**Short task**
Repeat each line word for word.

-- start of Data for this task --

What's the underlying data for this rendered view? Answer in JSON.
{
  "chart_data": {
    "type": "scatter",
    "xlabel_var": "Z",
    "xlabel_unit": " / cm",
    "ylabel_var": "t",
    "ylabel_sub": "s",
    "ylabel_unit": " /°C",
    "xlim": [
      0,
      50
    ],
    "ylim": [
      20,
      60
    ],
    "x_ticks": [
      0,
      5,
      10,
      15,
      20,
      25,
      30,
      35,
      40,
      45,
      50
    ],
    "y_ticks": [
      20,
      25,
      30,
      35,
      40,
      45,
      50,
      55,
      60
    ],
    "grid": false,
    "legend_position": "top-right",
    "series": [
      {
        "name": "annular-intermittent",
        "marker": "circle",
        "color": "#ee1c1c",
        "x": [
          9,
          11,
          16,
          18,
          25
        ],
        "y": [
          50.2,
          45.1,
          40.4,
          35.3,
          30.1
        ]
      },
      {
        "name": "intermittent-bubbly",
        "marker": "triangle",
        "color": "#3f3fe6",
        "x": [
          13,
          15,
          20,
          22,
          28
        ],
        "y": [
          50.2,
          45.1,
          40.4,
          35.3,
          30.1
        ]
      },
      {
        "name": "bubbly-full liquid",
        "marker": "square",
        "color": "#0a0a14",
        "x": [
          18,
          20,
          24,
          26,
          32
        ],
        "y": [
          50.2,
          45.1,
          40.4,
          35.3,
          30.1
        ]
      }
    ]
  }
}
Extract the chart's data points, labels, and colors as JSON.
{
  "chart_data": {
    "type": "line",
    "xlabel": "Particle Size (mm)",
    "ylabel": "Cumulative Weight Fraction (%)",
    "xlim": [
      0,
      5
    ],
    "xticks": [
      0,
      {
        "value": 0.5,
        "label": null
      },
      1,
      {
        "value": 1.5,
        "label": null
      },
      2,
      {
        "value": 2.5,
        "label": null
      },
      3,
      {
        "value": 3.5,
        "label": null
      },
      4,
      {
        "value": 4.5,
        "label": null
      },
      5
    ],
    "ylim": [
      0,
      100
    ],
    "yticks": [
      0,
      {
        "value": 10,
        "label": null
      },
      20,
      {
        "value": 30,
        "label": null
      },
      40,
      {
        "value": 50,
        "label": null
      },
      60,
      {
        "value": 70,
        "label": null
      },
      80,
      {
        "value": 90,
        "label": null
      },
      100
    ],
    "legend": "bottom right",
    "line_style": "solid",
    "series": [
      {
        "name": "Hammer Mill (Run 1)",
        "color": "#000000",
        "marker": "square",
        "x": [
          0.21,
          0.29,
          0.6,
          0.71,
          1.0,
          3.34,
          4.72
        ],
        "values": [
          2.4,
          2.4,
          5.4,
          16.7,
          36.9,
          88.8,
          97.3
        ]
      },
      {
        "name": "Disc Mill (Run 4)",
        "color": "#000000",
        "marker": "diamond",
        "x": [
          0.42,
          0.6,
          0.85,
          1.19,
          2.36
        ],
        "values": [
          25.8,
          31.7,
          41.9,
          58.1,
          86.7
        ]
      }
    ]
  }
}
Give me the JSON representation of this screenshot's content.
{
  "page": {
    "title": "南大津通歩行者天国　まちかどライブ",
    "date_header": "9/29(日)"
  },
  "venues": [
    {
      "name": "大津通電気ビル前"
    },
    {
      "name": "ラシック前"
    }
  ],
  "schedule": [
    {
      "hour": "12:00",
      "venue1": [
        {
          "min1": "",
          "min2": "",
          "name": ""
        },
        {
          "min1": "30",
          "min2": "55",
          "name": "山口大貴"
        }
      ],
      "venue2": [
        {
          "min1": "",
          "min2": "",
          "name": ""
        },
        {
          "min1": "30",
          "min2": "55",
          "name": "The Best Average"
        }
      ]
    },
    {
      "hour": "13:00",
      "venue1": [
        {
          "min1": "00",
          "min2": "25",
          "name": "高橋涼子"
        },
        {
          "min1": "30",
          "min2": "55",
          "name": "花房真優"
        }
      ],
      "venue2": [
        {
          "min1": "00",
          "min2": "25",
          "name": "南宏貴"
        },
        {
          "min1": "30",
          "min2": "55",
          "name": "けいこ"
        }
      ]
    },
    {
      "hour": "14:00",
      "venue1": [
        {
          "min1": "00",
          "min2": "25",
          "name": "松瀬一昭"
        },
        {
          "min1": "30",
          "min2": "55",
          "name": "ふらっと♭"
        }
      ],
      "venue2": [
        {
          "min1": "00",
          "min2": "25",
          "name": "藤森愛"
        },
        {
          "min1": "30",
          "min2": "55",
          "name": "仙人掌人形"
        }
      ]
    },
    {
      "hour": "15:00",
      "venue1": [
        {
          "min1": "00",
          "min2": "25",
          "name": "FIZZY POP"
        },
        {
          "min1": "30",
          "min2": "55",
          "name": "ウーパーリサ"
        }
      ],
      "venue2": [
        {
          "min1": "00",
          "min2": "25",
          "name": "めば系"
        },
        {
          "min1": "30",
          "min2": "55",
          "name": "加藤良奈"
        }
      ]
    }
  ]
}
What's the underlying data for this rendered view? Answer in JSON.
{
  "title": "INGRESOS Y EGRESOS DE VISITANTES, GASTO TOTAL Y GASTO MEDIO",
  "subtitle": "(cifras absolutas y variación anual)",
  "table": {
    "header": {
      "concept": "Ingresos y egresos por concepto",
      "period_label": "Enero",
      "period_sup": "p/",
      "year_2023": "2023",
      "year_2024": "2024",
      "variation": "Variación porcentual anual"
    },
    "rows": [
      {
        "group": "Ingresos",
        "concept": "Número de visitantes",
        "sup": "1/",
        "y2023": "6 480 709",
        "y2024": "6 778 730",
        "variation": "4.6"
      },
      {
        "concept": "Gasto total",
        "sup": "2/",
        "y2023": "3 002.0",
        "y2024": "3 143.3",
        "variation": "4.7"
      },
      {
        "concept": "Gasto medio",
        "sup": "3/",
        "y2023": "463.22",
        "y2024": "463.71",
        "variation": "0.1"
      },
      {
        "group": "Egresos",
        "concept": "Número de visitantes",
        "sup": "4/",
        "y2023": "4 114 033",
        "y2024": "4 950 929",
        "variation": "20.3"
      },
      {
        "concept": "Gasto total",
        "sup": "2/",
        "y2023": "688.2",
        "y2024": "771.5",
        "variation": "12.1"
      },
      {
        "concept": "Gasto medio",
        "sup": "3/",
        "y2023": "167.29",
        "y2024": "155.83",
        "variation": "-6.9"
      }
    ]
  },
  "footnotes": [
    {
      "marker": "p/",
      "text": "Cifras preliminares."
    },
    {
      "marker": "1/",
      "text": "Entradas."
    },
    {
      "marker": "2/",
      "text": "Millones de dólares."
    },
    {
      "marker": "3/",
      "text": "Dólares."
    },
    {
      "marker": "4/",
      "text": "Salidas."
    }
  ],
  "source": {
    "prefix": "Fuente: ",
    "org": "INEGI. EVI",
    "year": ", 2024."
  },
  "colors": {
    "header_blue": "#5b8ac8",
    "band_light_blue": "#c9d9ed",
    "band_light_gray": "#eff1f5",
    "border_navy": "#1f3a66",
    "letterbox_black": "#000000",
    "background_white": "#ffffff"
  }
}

-- end of Data for this task --

**Result of the task**
What's the underlying data for this rendered view? Answer in JSON.
{
  "chart_data": {
    "type": "scatter",
    "xlabel_var": "Z",
    "xlabel_unit": " / cm",
    "ylabel_var": "t",
    "ylabel_sub": "s",
    "ylabel_unit": " /°C",
    "xlim": [
      0,
      50
    ],
    "ylim": [
      20,
      60
    ],
    "x_ticks": [
      0,
      5,
      10,
      15,
      20,
      25,
      30,
      35,
      40,
      45,
      50
    ],
    "y_ticks": [
      20,
      25,
      30,
      35,
      40,
      45,
      50,
      55,
      60
    ],
    "grid": false,
    "legend_position": "top-right",
    "series": [
      {
        "name": "annular-intermittent",
        "marker": "circle",
        "color": "#ee1c1c",
        "x": [
          9,
          11,
          16,
          18,
          25
        ],
        "y": [
          50.2,
          45.1,
          40.4,
          35.3,
          30.1
        ]
      },
      {
        "name": "intermittent-bubbly",
        "marker": "triangle",
        "color": "#3f3fe6",
        "x": [
          13,
          15,
          20,
          22,
          28
        ],
        "y": [
          50.2,
          45.1,
          40.4,
          35.3,
          30.1
        ]
      },
      {
        "name": "bubbly-full liquid",
        "marker": "square",
        "color": "#0a0a14",
        "x": [
          18,
          20,
          24,
          26,
          32
        ],
        "y": [
          50.2,
          45.1,
          40.4,
          35.3,
          30.1
        ]
      }
    ]
  }
}
Extract the chart's data points, labels, and colors as JSON.
{
  "chart_data": {
    "type": "line",
    "xlabel": "Particle Size (mm)",
    "ylabel": "Cumulative Weight Fraction (%)",
    "xlim": [
      0,
      5
    ],
    "xticks": [
      0,
      {
        "value": 0.5,
        "label": null
      },
      1,
      {
        "value": 1.5,
        "label": null
      },
      2,
      {
        "value": 2.5,
        "label": null
      },
      3,
      {
        "value": 3.5,
        "label": null
      },
      4,
      {
        "value": 4.5,
        "label": null
      },
      5
    ],
    "ylim": [
      0,
      100
    ],
    "yticks": [
      0,
      {
        "value": 10,
        "label": null
      },
      20,
      {
        "value": 30,
        "label": null
      },
      40,
      {
        "value": 50,
        "label": null
      },
      60,
      {
        "value": 70,
        "label": null
      },
      80,
      {
        "value": 90,
        "label": null
      },
      100
    ],
    "legend": "bottom right",
    "line_style": "solid",
    "series": [
      {
        "name": "Hammer Mill (Run 1)",
        "color": "#000000",
        "marker": "square",
        "x": [
          0.21,
          0.29,
          0.6,
          0.71,
          1.0,
          3.34,
          4.72
        ],
        "values": [
          2.4,
          2.4,
          5.4,
          16.7,
          36.9,
          88.8,
          97.3
        ]
      },
      {
        "name": "Disc Mill (Run 4)",
        "color": "#000000",
        "marker": "diamond",
        "x": [
          0.42,
          0.6,
          0.85,
          1.19,
          2.36
        ],
        "values": [
          25.8,
          31.7,
          41.9,
          58.1,
          86.7
        ]
      }
    ]
  }
}
Give me the JSON representation of this screenshot's content.
{
  "page": {
    "title": "南大津通歩行者天国　まちかどライブ",
    "date_header": "9/29(日)"
  },
  "venues": [
    {
      "name": "大津通電気ビル前"
    },
    {
      "name": "ラシック前"
    }
  ],
  "schedule": [
    {
      "hour": "12:00",
      "venue1": [
        {
          "min1": "",
          "min2": "",
          "name": ""
        },
        {
          "min1": "30",
          "min2": "55",
          "name": "山口大貴"
        }
      ],
      "venue2": [
        {
          "min1": "",
          "min2": "",
          "name": ""
        },
        {
          "min1": "30",
          "min2": "55",
          "name": "The Best Average"
        }
      ]
    },
    {
      "hour": "13:00",
      "venue1": [
        {
          "min1": "00",
          "min2": "25",
          "name": "高橋涼子"
        },
        {
          "min1": "30",
          "min2": "55",
          "name": "花房真優"
        }
      ],
      "venue2": [
        {
          "min1": "00",
          "min2": "25",
          "name": "南宏貴"
        },
        {
          "min1": "30",
          "min2": "55",
          "name": "けいこ"
        }
      ]
    },
    {
      "hour": "14:00",
      "venue1": [
        {
          "min1": "00",
          "min2": "25",
          "name": "松瀬一昭"
        },
        {
          "min1": "30",
          "min2": "55",
          "name": "ふらっと♭"
        }
      ],
      "venue2": [
        {
          "min1": "00",
          "min2": "25",
          "name": "藤森愛"
        },
        {
          "min1": "30",
          "min2": "55",
          "name": "仙人掌人形"
        }
      ]
    },
    {
      "hour": "15:00",
      "venue1": [
        {
          "min1": "00",
          "min2": "25",
          "name": "FIZZY POP"
        },
        {
          "min1": "30",
          "min2": "55",
          "name": "ウーパーリサ"
        }
      ],
      "venue2": [
        {
          "min1": "00",
          "min2": "25",
          "name": "めば系"
        },
        {
          "min1": "30",
          "min2": "55",
          "name": "加藤良奈"
        }
      ]
    }
  ]
}
What's the underlying data for this rendered view? Answer in JSON.
{
  "title": "INGRESOS Y EGRESOS DE VISITANTES, GASTO TOTAL Y GASTO MEDIO",
  "subtitle": "(cifras absolutas y variación anual)",
  "table": {
    "header": {
      "concept": "Ingresos y egresos por concepto",
      "period_label": "Enero",
      "period_sup": "p/",
      "year_2023": "2023",
      "year_2024": "2024",
      "variation": "Variación porcentual anual"
    },
    "rows": [
      {
        "group": "Ingresos",
        "concept": "Número de visitantes",
        "sup": "1/",
        "y2023": "6 480 709",
        "y2024": "6 778 730",
        "variation": "4.6"
      },
      {
        "concept": "Gasto total",
        "sup": "2/",
        "y2023": "3 002.0",
        "y2024": "3 143.3",
        "variation": "4.7"
      },
      {
        "concept": "Gasto medio",
        "sup": "3/",
        "y2023": "463.22",
        "y2024": "463.71",
        "variation": "0.1"
      },
      {
        "group": "Egresos",
        "concept": "Número de visitantes",
        "sup": "4/",
        "y2023": "4 114 033",
        "y2024": "4 950 929",
        "variation": "20.3"
      },
      {
        "concept": "Gasto total",
        "sup": "2/",
        "y2023": "688.2",
        "y2024": "771.5",
        "variation": "12.1"
      },
      {
        "concept": "Gasto medio",
        "sup": "3/",
        "y2023": "167.29",
        "y2024": "155.83",
        "variation": "-6.9"
      }
    ]
  },
  "footnotes": [
    {
      "marker": "p/",
      "text": "Cifras preliminares."
    },
    {
      "marker": "1/",
      "text": "Entradas."
    },
    {
      "marker": "2/",
      "text": "Millones de dólares."
    },
    {
      "marker": "3/",
      "text": "Dólares."
    },
    {
      "marker": "4/",
      "text": "Salidas."
    }
  ],
  "source": {
    "prefix": "Fuente: ",
    "org": "INEGI. EVI",
    "year": ", 2024."
  },
  "colors": {
    "header_blue": "#5b8ac8",
    "band_light_blue": "#c9d9ed",
    "band_light_gray": "#eff1f5",
    "border_navy": "#1f3a66",
    "letterbox_black": "#000000",
    "background_white": "#ffffff"
  }
}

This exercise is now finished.